» **Work instructions**
Copy the following records line for line, without altering anything.

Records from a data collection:
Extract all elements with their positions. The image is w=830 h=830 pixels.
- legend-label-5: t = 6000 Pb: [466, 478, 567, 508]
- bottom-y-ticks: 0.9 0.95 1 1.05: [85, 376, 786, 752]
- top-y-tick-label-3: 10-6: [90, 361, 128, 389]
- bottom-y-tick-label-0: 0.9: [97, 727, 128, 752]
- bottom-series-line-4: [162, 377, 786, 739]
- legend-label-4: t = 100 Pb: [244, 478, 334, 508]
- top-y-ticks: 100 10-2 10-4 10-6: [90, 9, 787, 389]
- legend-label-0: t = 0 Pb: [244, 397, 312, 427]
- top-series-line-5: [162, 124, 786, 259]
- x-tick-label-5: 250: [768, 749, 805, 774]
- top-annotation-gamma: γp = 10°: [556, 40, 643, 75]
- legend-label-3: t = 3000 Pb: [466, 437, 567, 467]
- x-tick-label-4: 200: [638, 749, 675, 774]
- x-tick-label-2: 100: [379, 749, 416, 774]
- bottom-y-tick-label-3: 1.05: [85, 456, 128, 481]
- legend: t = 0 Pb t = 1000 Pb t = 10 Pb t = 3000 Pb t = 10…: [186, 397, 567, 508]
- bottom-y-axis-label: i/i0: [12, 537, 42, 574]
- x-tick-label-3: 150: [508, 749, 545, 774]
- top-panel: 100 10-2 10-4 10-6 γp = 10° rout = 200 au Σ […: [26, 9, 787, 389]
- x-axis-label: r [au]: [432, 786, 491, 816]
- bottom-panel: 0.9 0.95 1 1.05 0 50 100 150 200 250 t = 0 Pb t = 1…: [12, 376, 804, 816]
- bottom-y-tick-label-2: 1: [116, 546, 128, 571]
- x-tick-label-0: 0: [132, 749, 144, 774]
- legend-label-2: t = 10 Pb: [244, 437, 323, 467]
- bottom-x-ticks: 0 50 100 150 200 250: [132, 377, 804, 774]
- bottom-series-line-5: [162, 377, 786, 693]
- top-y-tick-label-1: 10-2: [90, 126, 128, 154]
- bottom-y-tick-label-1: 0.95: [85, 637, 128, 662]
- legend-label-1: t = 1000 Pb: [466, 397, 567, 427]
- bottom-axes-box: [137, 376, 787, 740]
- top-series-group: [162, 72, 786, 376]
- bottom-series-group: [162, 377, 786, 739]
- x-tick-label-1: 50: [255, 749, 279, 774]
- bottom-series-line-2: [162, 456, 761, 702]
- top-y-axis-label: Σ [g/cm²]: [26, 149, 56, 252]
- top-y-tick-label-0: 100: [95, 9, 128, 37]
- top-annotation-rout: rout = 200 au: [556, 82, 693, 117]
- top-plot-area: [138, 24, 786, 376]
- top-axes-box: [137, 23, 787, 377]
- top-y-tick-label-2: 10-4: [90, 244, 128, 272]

» **Completed exercise**
Extract all elements with their positions. The image is w=830 h=830 pixels.
- legend-label-5: t = 6000 Pb: [466, 478, 567, 508]
- bottom-y-ticks: 0.9 0.95 1 1.05: [85, 376, 786, 752]
- top-y-tick-label-3: 10-6: [90, 361, 128, 389]
- bottom-y-tick-label-0: 0.9: [97, 727, 128, 752]
- bottom-series-line-4: [162, 377, 786, 739]
- legend-label-4: t = 100 Pb: [244, 478, 334, 508]
- top-y-ticks: 100 10-2 10-4 10-6: [90, 9, 787, 389]
- legend-label-0: t = 0 Pb: [244, 397, 312, 427]
- top-series-line-5: [162, 124, 786, 259]
- x-tick-label-5: 250: [768, 749, 805, 774]
- top-annotation-gamma: γp = 10°: [556, 40, 643, 75]
- legend-label-3: t = 3000 Pb: [466, 437, 567, 467]
- x-tick-label-4: 200: [638, 749, 675, 774]
- x-tick-label-2: 100: [379, 749, 416, 774]
- bottom-y-tick-label-3: 1.05: [85, 456, 128, 481]
- legend: t = 0 Pb t = 1000 Pb t = 10 Pb t = 3000 Pb t = 10…: [186, 397, 567, 508]
- bottom-y-axis-label: i/i0: [12, 537, 42, 574]
- x-tick-label-3: 150: [508, 749, 545, 774]
- top-panel: 100 10-2 10-4 10-6 γp = 10° rout = 200 au Σ […: [26, 9, 787, 389]
- x-axis-label: r [au]: [432, 786, 491, 816]
- bottom-panel: 0.9 0.95 1 1.05 0 50 100 150 200 250 t = 0 Pb t = 1…: [12, 376, 804, 816]
- bottom-y-tick-label-2: 1: [116, 546, 128, 571]
- x-tick-label-0: 0: [132, 749, 144, 774]
- legend-label-2: t = 10 Pb: [244, 437, 323, 467]
- bottom-x-ticks: 0 50 100 150 200 250: [132, 377, 804, 774]
- bottom-series-line-5: [162, 377, 786, 693]
- top-y-tick-label-1: 10-2: [90, 126, 128, 154]
- bottom-y-tick-label-1: 0.95: [85, 637, 128, 662]
- legend-label-1: t = 1000 Pb: [466, 397, 567, 427]
- bottom-axes-box: [137, 376, 787, 740]
- top-series-group: [162, 72, 786, 376]
- bottom-series-group: [162, 377, 786, 739]
- x-tick-label-1: 50: [255, 749, 279, 774]
- bottom-series-line-2: [162, 456, 761, 702]
- top-y-axis-label: Σ [g/cm²]: [26, 149, 56, 252]
- top-y-tick-label-0: 100: [95, 9, 128, 37]
- top-annotation-rout: rout = 200 au: [556, 82, 693, 117]
- top-plot-area: [138, 24, 786, 376]
- top-axes-box: [137, 23, 787, 377]
- top-y-tick-label-2: 10-4: [90, 244, 128, 272]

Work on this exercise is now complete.